═════ Record excerpts ═════
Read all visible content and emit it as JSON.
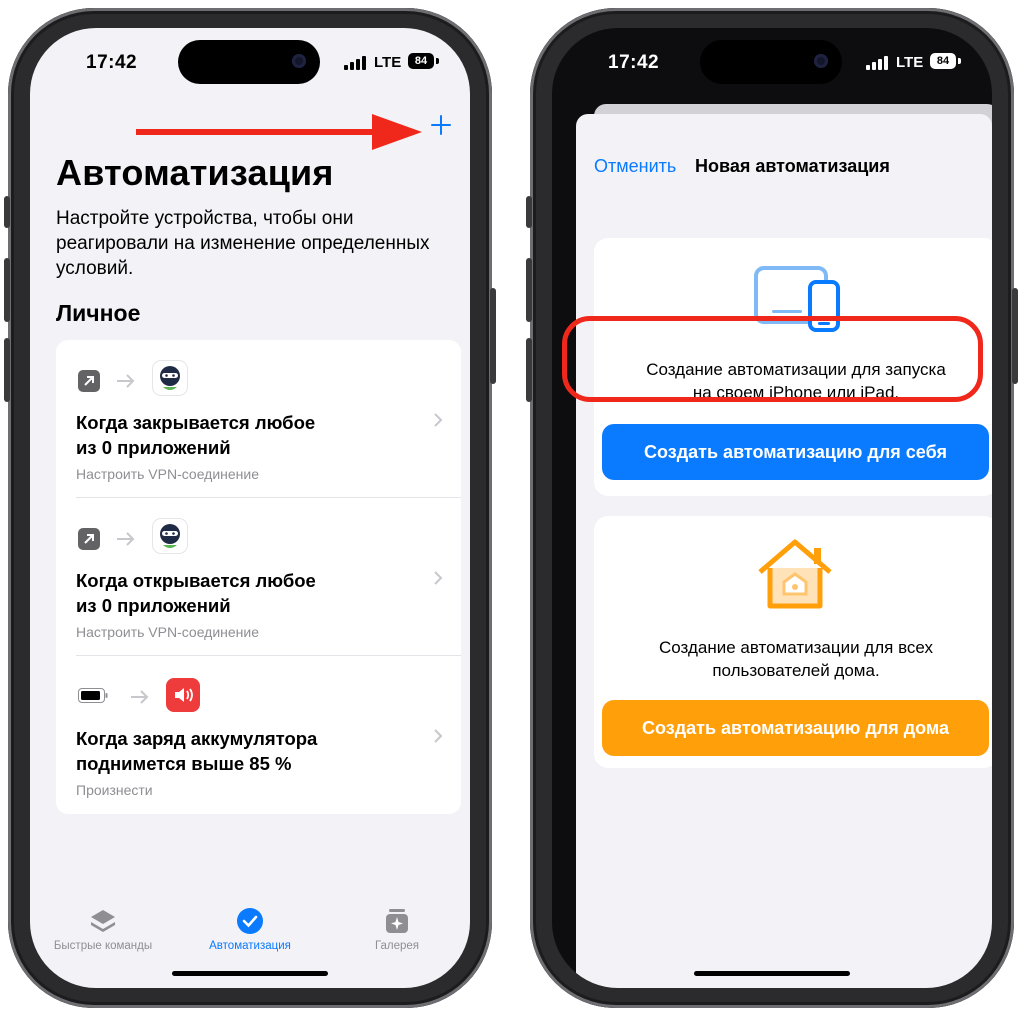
{
  "status_left": {
    "time": "17:42",
    "network": "LTE",
    "battery": "84"
  },
  "status_right": {
    "time": "17:42",
    "network": "LTE",
    "battery": "84"
  },
  "automation": {
    "title": "Автоматизация",
    "subtitle": "Настройте устройства, чтобы они реагировали на изменение определенных условий.",
    "section": "Личное",
    "items": [
      {
        "title_line1": "Когда закрывается любое",
        "title_line2": "из 0 приложений",
        "subtitle": "Настроить VPN-соединение",
        "trigger_icon": "app-open-arrow-icon",
        "action_icon": "vpn-ninja-icon"
      },
      {
        "title_line1": "Когда открывается любое",
        "title_line2": "из 0 приложений",
        "subtitle": "Настроить VPN-соединение",
        "trigger_icon": "app-open-arrow-icon",
        "action_icon": "vpn-ninja-icon"
      },
      {
        "title_line1": "Когда заряд аккумулятора",
        "title_line2": "поднимется выше 85 %",
        "subtitle": "Произнести",
        "trigger_icon": "battery-icon",
        "action_icon": "speaker-icon"
      }
    ]
  },
  "tabs": [
    {
      "label": "Быстрые команды",
      "icon": "layers-icon",
      "active": false
    },
    {
      "label": "Автоматизация",
      "icon": "clock-check-icon",
      "active": true
    },
    {
      "label": "Галерея",
      "icon": "gallery-icon",
      "active": false
    }
  ],
  "new_automation": {
    "cancel": "Отменить",
    "title": "Новая автоматизация",
    "personal_text_line1": "Создание автоматизации для запуска",
    "personal_text_line2": "на своем iPhone или iPad.",
    "personal_button": "Создать автоматизацию для себя",
    "home_text_line1": "Создание автоматизации для всех",
    "home_text_line2": "пользователей дома.",
    "home_button": "Создать автоматизацию для дома"
  },
  "colors": {
    "accent": "#0a7aff",
    "orange": "#ff9f0a",
    "annotation_red": "#f0281c"
  }
}
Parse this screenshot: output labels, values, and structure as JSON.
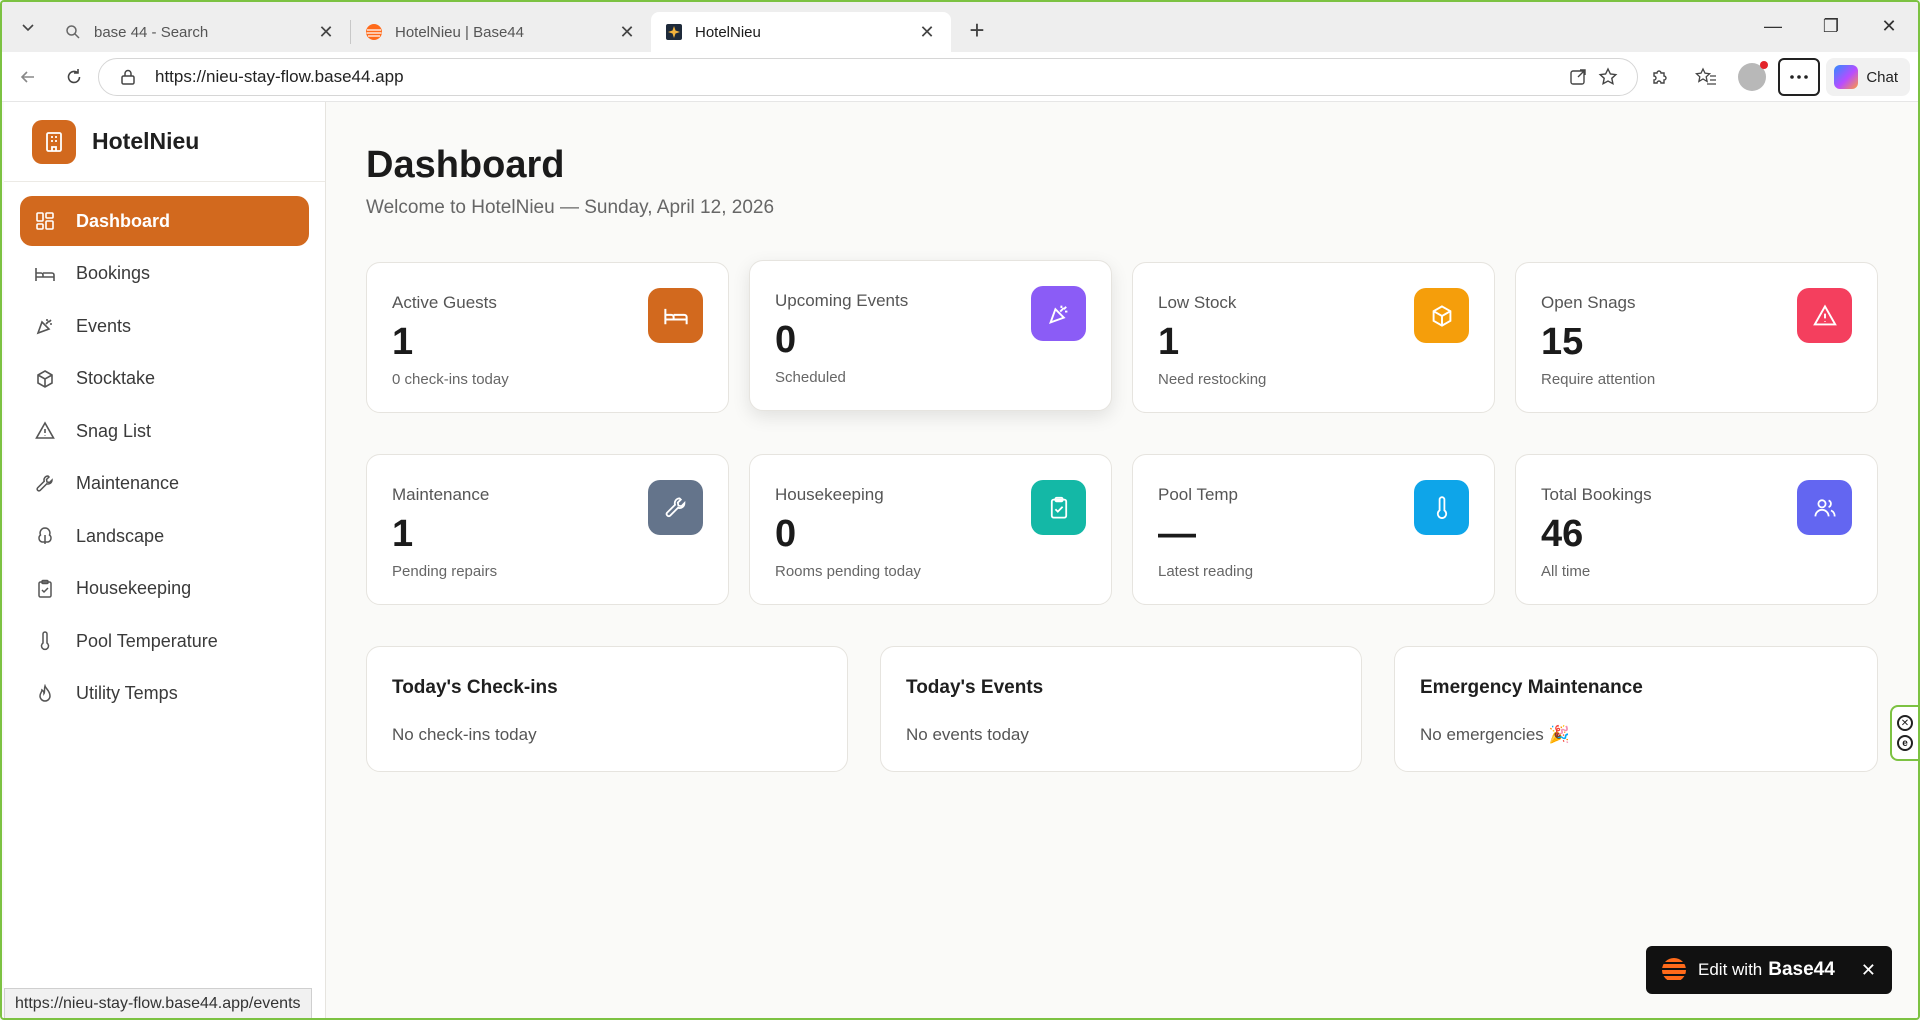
{
  "browser": {
    "tabs": [
      {
        "label": "base 44 - Search",
        "close": "✕"
      },
      {
        "label": "HotelNieu | Base44",
        "close": "✕"
      },
      {
        "label": "HotelNieu",
        "close": "✕"
      }
    ],
    "new_tab": "+",
    "url": "https://nieu-stay-flow.base44.app",
    "chat_label": "Chat",
    "status_url": "https://nieu-stay-flow.base44.app/events",
    "window_controls": {
      "minimize": "—",
      "restore": "❐",
      "close": "✕"
    }
  },
  "app": {
    "brand": "HotelNieu",
    "nav": [
      {
        "label": "Dashboard",
        "icon": "dashboard-icon",
        "active": true
      },
      {
        "label": "Bookings",
        "icon": "bed-icon"
      },
      {
        "label": "Events",
        "icon": "party-popper-icon"
      },
      {
        "label": "Stocktake",
        "icon": "package-icon"
      },
      {
        "label": "Snag List",
        "icon": "alert-triangle-icon"
      },
      {
        "label": "Maintenance",
        "icon": "wrench-icon"
      },
      {
        "label": "Landscape",
        "icon": "tree-icon"
      },
      {
        "label": "Housekeeping",
        "icon": "clipboard-check-icon"
      },
      {
        "label": "Pool Temperature",
        "icon": "thermometer-icon"
      },
      {
        "label": "Utility Temps",
        "icon": "flame-icon"
      }
    ]
  },
  "dashboard": {
    "title": "Dashboard",
    "subtitle": "Welcome to HotelNieu — Sunday, April 12, 2026",
    "stats": [
      {
        "title": "Active Guests",
        "value": "1",
        "note": "0 check-ins today",
        "icon": "bed-icon",
        "color": "#d2691e"
      },
      {
        "title": "Upcoming Events",
        "value": "0",
        "note": "Scheduled",
        "icon": "party-popper-icon",
        "color": "#8b5cf6"
      },
      {
        "title": "Low Stock",
        "value": "1",
        "note": "Need restocking",
        "icon": "package-icon",
        "color": "#f59e0b"
      },
      {
        "title": "Open Snags",
        "value": "15",
        "note": "Require attention",
        "icon": "alert-triangle-icon",
        "color": "#f43f5e"
      },
      {
        "title": "Maintenance",
        "value": "1",
        "note": "Pending repairs",
        "icon": "wrench-icon",
        "color": "#64748b"
      },
      {
        "title": "Housekeeping",
        "value": "0",
        "note": "Rooms pending today",
        "icon": "clipboard-check-icon",
        "color": "#14b8a6"
      },
      {
        "title": "Pool Temp",
        "value": "—",
        "note": "Latest reading",
        "icon": "thermometer-icon",
        "color": "#0ea5e9"
      },
      {
        "title": "Total Bookings",
        "value": "46",
        "note": "All time",
        "icon": "users-icon",
        "color": "#6366f1"
      }
    ],
    "panels": [
      {
        "title": "Today's Check-ins",
        "text": "No check-ins today"
      },
      {
        "title": "Today's Events",
        "text": "No events today"
      },
      {
        "title": "Emergency Maintenance",
        "text": "No emergencies 🎉"
      }
    ]
  },
  "edit_badge": {
    "text": "Edit with",
    "brand": "Base44",
    "close": "✕"
  }
}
═════
Count how many lines above include the word "Maintenance" and answer with that figure only.

3